__GIVEN PROBLEM__: Print all entries word for word.

##### DATA PROVIDED

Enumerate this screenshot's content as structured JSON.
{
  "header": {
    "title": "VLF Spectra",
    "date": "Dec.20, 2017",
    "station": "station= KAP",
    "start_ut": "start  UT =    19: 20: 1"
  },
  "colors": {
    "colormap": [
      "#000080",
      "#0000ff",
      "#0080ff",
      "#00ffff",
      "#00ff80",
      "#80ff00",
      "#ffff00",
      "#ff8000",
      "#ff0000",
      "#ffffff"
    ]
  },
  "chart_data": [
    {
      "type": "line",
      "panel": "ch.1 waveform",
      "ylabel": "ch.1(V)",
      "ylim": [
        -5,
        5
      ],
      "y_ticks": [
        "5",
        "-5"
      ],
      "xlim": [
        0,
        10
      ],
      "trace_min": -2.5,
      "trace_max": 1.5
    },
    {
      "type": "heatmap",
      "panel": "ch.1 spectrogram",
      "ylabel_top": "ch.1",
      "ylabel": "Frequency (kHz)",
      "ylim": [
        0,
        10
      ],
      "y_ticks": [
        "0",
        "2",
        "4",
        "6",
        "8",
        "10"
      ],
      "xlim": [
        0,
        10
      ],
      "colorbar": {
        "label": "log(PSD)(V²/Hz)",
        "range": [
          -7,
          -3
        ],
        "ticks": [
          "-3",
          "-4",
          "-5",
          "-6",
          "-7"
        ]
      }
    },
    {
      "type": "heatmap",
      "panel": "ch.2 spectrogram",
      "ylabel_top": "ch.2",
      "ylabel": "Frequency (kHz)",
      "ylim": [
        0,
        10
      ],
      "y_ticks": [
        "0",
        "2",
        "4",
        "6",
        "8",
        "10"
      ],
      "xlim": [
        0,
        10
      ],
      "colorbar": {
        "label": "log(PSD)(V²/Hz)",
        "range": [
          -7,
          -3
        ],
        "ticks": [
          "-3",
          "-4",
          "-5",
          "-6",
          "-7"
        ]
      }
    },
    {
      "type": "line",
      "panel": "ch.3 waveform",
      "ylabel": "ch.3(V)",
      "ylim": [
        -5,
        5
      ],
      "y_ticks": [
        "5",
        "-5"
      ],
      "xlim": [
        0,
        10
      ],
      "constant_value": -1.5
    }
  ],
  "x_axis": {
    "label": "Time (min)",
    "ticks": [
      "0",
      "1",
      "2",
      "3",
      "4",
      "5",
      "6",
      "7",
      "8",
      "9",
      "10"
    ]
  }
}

##########

__EXERCISE SOLUTION__:
Enumerate this screenshot's content as structured JSON.
{
  "header": {
    "title": "VLF Spectra",
    "date": "Dec.20, 2017",
    "station": "station= KAP",
    "start_ut": "start  UT =    19: 20: 1"
  },
  "colors": {
    "colormap": [
      "#000080",
      "#0000ff",
      "#0080ff",
      "#00ffff",
      "#00ff80",
      "#80ff00",
      "#ffff00",
      "#ff8000",
      "#ff0000",
      "#ffffff"
    ]
  },
  "chart_data": [
    {
      "type": "line",
      "panel": "ch.1 waveform",
      "ylabel": "ch.1(V)",
      "ylim": [
        -5,
        5
      ],
      "y_ticks": [
        "5",
        "-5"
      ],
      "xlim": [
        0,
        10
      ],
      "trace_min": -2.5,
      "trace_max": 1.5
    },
    {
      "type": "heatmap",
      "panel": "ch.1 spectrogram",
      "ylabel_top": "ch.1",
      "ylabel": "Frequency (kHz)",
      "ylim": [
        0,
        10
      ],
      "y_ticks": [
        "0",
        "2",
        "4",
        "6",
        "8",
        "10"
      ],
      "xlim": [
        0,
        10
      ],
      "colorbar": {
        "label": "log(PSD)(V²/Hz)",
        "range": [
          -7,
          -3
        ],
        "ticks": [
          "-3",
          "-4",
          "-5",
          "-6",
          "-7"
        ]
      }
    },
    {
      "type": "heatmap",
      "panel": "ch.2 spectrogram",
      "ylabel_top": "ch.2",
      "ylabel": "Frequency (kHz)",
      "ylim": [
        0,
        10
      ],
      "y_ticks": [
        "0",
        "2",
        "4",
        "6",
        "8",
        "10"
      ],
      "xlim": [
        0,
        10
      ],
      "colorbar": {
        "label": "log(PSD)(V²/Hz)",
        "range": [
          -7,
          -3
        ],
        "ticks": [
          "-3",
          "-4",
          "-5",
          "-6",
          "-7"
        ]
      }
    },
    {
      "type": "line",
      "panel": "ch.3 waveform",
      "ylabel": "ch.3(V)",
      "ylim": [
        -5,
        5
      ],
      "y_ticks": [
        "5",
        "-5"
      ],
      "xlim": [
        0,
        10
      ],
      "constant_value": -1.5
    }
  ],
  "x_axis": {
    "label": "Time (min)",
    "ticks": [
      "0",
      "1",
      "2",
      "3",
      "4",
      "5",
      "6",
      "7",
      "8",
      "9",
      "10"
    ]
  }
}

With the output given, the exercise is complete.